Look through the material and tally each line bearing the word "this". Give only the total.
=-=-=
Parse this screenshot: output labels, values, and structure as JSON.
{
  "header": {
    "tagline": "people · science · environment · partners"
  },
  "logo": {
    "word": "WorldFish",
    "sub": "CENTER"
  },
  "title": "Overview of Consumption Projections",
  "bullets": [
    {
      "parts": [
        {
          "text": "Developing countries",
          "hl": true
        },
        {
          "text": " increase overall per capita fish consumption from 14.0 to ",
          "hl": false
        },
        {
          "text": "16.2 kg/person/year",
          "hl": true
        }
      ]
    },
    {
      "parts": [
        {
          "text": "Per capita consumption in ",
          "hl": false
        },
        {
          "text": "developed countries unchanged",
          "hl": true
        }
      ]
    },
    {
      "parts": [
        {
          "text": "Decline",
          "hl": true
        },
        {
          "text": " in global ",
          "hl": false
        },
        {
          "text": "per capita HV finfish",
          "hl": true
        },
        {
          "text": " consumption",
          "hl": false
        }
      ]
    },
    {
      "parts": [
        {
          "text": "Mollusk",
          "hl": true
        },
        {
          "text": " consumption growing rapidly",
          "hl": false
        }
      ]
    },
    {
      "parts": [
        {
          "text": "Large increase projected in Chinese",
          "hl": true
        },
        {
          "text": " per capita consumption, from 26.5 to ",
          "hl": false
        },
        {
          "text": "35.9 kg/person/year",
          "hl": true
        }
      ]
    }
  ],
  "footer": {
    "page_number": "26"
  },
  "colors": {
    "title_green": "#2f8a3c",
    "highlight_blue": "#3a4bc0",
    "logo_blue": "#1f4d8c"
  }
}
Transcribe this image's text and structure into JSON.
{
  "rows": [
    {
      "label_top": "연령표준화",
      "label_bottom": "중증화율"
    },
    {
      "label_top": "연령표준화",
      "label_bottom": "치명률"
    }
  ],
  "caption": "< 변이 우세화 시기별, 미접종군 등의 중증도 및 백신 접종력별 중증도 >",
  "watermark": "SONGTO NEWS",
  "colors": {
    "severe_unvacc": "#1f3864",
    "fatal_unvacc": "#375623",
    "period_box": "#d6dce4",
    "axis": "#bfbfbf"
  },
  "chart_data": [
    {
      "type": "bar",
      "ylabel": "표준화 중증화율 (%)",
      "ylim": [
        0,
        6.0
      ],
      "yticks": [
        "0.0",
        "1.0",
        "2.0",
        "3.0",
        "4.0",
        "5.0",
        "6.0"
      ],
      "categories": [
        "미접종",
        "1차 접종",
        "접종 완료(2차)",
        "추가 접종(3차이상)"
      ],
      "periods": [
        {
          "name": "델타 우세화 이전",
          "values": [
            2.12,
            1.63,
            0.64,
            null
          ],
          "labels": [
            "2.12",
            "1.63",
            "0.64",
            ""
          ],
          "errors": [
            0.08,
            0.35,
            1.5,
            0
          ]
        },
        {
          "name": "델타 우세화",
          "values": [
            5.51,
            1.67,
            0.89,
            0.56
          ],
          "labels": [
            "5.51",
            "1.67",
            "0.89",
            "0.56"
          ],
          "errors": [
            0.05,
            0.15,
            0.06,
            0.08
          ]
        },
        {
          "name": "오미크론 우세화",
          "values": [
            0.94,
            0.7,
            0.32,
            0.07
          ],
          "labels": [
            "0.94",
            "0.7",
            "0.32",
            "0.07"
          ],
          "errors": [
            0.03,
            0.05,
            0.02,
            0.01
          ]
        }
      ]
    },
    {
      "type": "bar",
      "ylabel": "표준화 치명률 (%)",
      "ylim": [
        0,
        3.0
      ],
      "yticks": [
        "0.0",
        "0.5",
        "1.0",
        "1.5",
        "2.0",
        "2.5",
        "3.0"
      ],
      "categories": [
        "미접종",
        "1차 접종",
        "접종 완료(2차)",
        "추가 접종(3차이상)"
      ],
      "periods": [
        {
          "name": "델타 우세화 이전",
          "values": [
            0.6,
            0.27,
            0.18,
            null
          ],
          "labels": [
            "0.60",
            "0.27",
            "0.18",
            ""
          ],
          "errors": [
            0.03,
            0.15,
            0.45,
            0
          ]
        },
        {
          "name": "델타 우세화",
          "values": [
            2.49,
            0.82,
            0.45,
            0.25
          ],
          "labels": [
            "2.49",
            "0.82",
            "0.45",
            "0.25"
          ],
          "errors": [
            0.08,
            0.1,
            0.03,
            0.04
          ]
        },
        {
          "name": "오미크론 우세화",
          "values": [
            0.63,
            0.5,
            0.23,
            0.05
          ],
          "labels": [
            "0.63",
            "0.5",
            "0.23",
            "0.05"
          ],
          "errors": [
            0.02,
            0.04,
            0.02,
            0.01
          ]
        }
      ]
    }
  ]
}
=-=-=
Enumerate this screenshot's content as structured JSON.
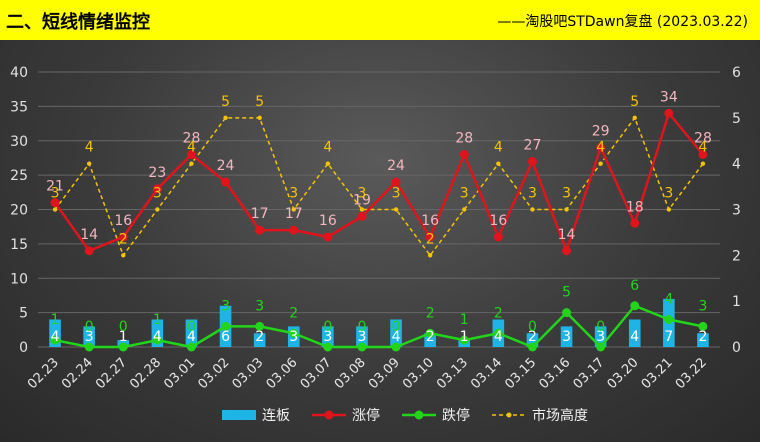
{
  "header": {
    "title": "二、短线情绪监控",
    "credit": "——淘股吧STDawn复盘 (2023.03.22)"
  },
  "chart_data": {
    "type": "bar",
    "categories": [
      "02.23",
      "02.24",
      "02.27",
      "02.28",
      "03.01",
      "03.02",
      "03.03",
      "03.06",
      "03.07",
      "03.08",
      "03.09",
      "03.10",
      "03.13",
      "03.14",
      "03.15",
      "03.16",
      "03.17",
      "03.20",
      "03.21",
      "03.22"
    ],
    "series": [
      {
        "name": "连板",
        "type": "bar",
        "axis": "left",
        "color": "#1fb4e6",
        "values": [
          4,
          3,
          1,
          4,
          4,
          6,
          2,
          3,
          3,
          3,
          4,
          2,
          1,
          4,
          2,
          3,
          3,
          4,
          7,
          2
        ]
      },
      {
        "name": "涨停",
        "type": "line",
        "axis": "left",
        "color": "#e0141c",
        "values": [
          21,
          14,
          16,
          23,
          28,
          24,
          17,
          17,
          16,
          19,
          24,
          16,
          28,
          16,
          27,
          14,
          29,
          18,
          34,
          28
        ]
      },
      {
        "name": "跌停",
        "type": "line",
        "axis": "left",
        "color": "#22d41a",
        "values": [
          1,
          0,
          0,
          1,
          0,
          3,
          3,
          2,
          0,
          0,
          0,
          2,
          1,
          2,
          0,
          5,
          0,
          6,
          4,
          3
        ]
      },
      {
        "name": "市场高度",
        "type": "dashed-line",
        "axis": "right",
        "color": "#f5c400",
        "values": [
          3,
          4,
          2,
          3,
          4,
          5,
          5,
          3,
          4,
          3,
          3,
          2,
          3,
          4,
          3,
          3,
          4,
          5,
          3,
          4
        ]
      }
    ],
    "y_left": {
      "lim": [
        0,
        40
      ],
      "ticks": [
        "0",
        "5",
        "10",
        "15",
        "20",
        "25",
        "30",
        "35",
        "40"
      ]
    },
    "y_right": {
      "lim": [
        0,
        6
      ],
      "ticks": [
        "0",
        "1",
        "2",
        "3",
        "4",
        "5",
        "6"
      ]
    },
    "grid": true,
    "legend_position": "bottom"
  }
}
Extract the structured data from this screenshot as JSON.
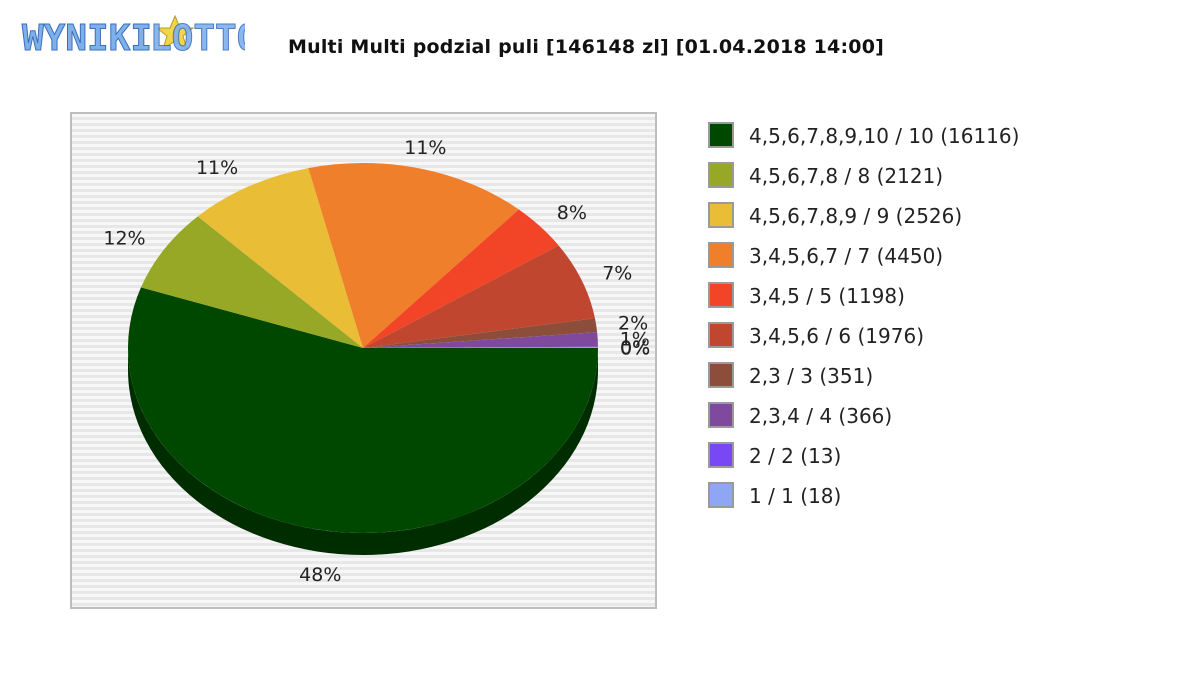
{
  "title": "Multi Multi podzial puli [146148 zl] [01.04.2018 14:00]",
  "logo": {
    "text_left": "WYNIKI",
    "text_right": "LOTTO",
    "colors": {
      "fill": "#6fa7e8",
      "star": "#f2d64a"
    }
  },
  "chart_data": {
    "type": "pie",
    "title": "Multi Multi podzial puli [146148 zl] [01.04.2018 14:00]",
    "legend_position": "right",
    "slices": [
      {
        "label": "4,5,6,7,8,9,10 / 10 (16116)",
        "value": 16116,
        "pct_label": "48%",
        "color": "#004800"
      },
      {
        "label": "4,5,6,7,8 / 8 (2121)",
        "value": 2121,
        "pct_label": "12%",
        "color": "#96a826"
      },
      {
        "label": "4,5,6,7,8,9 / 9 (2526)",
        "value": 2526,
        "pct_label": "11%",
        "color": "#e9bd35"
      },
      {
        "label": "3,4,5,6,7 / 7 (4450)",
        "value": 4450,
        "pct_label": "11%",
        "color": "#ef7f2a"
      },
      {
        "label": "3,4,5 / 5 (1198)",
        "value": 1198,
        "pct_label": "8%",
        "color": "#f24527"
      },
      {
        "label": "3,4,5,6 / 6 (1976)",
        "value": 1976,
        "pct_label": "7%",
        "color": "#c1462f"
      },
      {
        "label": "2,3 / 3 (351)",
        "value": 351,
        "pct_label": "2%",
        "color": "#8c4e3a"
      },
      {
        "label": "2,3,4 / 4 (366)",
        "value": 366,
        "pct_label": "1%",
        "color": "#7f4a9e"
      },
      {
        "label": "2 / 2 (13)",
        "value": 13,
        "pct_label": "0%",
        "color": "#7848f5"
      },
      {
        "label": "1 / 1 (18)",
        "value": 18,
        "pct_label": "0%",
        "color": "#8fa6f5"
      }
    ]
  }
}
=-=-=
Solution: 4